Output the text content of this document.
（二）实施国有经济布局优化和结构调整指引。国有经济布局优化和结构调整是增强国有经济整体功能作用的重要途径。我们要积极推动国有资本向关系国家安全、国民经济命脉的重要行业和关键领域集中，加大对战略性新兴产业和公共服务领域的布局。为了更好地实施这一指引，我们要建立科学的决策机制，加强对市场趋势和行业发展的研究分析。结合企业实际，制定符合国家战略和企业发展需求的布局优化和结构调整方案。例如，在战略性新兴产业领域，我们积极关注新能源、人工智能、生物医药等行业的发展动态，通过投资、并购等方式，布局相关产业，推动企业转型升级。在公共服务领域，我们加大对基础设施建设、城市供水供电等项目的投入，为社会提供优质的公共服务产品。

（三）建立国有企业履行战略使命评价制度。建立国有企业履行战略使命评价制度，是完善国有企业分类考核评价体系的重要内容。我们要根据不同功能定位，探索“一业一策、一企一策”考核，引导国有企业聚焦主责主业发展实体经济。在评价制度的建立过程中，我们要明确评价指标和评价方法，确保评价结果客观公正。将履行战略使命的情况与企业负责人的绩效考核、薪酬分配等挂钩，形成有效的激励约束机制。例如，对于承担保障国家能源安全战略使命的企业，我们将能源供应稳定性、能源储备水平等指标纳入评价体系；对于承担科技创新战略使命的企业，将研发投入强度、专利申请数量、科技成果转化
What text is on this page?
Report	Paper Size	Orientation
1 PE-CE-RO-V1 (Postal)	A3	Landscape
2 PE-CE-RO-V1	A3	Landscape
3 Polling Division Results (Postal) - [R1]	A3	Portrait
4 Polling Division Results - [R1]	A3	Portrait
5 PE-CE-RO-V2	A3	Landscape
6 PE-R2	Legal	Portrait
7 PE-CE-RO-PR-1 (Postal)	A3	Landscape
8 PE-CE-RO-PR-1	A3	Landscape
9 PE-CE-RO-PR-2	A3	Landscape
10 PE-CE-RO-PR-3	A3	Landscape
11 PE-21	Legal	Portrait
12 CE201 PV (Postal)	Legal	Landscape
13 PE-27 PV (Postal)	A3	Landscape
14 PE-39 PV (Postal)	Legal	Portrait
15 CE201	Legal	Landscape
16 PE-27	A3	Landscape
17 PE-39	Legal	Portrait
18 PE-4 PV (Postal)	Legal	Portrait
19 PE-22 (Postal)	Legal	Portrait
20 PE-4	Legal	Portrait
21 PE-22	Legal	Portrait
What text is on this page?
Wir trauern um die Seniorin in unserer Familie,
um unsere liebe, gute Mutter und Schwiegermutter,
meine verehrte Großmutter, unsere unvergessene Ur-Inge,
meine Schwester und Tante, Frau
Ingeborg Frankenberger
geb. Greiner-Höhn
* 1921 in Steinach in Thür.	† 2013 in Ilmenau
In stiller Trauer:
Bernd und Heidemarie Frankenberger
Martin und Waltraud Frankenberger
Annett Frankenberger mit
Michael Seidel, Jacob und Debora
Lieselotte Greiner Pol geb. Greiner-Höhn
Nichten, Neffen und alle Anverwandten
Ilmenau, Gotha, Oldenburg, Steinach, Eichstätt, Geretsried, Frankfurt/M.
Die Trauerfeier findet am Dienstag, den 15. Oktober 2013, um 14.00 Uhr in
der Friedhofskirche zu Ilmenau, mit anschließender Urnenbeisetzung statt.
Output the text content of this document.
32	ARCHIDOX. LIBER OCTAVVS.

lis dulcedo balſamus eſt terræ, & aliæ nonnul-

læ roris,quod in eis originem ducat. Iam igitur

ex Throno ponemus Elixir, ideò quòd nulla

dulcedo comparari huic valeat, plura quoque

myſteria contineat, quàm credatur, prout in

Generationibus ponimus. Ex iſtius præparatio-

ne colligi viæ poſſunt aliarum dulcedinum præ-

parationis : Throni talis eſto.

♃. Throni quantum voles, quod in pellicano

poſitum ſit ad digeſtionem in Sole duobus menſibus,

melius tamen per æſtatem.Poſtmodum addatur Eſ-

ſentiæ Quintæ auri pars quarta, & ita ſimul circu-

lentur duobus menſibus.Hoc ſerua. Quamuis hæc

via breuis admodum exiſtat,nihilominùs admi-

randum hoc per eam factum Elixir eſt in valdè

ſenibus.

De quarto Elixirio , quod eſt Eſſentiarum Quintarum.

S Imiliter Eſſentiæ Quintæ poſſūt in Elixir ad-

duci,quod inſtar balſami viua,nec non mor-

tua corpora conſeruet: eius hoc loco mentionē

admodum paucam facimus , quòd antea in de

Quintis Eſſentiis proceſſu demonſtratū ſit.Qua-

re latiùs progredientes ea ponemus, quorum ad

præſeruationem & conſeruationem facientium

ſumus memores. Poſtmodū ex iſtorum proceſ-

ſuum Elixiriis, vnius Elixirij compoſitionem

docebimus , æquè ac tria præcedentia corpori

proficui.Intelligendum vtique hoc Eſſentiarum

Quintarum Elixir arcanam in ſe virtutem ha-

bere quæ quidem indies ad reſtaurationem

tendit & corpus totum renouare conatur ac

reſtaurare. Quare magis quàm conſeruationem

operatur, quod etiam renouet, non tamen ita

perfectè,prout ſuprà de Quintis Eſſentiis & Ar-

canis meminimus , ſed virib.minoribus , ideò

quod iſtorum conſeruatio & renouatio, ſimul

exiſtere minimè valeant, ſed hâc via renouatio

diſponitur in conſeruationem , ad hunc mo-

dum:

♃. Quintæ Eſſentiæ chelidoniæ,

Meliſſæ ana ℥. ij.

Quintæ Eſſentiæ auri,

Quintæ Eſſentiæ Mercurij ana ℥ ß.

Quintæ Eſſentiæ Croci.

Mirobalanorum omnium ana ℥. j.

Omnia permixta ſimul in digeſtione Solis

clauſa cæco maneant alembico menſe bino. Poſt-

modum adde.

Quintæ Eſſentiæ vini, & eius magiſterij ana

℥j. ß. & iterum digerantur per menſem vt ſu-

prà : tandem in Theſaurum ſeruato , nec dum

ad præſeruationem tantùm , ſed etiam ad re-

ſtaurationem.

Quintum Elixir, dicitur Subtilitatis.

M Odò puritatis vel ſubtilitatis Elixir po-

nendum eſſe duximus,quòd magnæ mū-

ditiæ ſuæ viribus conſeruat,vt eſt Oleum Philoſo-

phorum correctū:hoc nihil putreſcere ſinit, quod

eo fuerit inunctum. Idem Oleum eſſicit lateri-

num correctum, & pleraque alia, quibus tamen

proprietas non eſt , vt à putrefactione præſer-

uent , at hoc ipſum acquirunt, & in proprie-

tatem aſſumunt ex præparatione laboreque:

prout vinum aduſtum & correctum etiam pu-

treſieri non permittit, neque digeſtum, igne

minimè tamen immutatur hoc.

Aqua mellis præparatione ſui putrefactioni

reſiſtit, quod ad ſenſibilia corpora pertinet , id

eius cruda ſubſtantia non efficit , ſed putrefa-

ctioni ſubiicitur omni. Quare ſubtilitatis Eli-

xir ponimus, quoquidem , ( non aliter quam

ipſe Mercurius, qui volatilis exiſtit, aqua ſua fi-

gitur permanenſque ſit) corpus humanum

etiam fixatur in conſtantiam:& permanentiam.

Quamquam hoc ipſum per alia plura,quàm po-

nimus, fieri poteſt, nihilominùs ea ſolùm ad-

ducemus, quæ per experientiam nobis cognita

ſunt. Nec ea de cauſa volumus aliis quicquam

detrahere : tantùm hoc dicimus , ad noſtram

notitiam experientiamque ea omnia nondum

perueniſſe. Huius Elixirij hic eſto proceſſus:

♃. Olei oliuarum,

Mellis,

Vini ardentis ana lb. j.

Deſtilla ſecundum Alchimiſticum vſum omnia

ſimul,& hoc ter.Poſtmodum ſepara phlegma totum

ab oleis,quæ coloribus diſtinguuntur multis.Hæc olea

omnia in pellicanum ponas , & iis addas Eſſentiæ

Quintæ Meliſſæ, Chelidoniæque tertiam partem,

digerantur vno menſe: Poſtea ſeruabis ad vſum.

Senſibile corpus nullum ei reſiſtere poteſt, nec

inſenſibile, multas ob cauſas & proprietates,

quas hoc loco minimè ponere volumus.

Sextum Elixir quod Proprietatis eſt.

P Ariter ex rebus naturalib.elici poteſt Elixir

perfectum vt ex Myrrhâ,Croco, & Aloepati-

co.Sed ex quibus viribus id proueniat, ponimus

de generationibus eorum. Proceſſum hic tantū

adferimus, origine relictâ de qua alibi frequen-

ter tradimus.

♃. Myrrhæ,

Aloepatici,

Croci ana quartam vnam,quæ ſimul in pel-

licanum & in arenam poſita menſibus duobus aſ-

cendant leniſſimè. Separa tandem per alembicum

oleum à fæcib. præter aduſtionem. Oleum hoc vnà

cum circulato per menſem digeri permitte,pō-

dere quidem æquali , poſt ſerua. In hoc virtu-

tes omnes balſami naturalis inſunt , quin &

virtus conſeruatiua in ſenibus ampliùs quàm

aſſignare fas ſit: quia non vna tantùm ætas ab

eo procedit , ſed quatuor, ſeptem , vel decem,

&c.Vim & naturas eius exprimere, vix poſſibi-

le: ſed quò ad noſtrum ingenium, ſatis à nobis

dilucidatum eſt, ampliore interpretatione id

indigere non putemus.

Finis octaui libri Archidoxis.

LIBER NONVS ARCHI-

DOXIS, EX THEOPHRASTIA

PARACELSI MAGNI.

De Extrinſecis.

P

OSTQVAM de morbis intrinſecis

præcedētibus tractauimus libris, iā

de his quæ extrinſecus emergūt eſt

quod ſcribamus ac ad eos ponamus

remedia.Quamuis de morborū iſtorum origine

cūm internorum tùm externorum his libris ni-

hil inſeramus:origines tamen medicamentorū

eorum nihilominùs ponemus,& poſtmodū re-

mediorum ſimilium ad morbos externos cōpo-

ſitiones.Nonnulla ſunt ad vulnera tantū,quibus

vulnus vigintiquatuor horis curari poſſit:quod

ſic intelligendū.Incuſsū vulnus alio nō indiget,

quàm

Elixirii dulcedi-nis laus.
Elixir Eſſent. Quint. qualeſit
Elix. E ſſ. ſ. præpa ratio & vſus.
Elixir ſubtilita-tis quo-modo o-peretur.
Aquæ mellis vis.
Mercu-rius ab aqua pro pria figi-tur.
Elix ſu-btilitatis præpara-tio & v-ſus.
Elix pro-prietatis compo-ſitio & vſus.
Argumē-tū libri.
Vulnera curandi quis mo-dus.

Exercise: Go through the material and select each line with the string "tandem" in it.

Response below:
prà : tandem in Theſaurum ſeruato , nec dum
cendant leniſſimè. Separa tandem per alembicum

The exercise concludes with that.